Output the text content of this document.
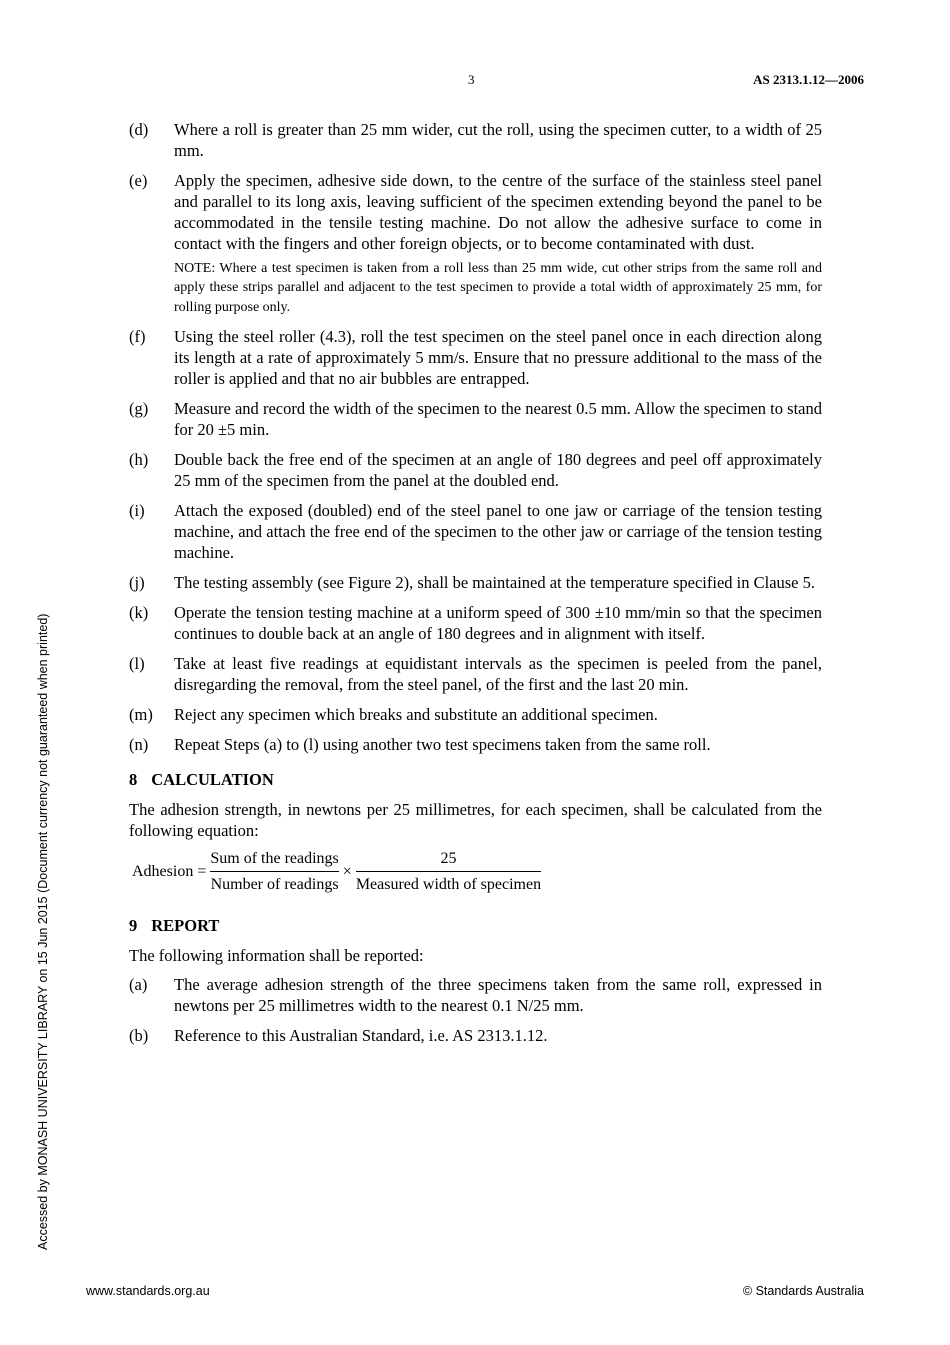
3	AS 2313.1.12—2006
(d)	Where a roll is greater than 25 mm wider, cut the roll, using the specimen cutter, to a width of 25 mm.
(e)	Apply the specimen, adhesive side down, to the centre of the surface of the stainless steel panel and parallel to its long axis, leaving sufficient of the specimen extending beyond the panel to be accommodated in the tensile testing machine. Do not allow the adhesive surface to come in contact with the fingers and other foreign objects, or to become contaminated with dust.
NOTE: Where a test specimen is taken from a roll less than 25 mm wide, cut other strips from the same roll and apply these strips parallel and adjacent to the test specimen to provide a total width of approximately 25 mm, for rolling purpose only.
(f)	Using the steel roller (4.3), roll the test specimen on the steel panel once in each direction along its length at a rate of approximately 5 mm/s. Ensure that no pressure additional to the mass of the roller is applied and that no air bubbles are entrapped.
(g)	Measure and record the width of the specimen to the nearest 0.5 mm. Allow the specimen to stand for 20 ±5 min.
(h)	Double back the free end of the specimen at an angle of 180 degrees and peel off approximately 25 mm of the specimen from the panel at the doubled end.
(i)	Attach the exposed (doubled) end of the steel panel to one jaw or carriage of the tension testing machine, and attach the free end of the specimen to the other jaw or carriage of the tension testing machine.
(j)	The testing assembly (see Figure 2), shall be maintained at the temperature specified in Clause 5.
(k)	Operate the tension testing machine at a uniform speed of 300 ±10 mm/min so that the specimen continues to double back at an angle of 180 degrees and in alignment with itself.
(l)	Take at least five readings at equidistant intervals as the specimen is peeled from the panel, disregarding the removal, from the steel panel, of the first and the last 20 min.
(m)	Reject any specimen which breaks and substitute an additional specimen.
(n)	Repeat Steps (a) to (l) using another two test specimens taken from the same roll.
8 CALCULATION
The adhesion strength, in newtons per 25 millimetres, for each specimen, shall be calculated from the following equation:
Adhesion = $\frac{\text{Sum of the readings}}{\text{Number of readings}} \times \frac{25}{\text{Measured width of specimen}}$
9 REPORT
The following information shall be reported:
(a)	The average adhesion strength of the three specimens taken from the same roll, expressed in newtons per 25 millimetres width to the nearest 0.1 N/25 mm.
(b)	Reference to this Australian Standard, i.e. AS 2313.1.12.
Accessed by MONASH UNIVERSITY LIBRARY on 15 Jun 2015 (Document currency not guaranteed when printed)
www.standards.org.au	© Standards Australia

--

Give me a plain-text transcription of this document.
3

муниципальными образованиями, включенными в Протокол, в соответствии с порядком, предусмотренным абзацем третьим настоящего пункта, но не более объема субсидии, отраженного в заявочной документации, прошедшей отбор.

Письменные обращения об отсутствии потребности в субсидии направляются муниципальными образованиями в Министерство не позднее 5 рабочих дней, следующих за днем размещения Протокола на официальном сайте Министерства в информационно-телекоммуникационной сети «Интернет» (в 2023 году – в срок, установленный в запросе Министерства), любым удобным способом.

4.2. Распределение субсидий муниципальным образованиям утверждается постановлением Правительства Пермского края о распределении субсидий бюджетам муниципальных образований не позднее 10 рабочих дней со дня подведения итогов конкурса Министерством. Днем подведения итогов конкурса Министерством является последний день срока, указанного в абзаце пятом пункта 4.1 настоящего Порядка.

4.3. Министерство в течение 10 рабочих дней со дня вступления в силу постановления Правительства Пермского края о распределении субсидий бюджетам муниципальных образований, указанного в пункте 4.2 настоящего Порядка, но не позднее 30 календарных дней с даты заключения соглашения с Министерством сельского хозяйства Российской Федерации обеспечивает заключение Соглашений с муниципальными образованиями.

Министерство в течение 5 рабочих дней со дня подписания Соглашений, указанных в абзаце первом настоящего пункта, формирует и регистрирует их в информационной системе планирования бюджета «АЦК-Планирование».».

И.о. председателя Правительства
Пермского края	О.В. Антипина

Objective> Look for lines containing the string "text" and copy them all.

Complete output>
Output the text content of this document.
Adhesion = $\frac{\text{Sum of the readings}}{\text{Number of readings}} \times \frac{25}{\text{Measured width of specimen}}$
Give me a plain-text transcription of this document.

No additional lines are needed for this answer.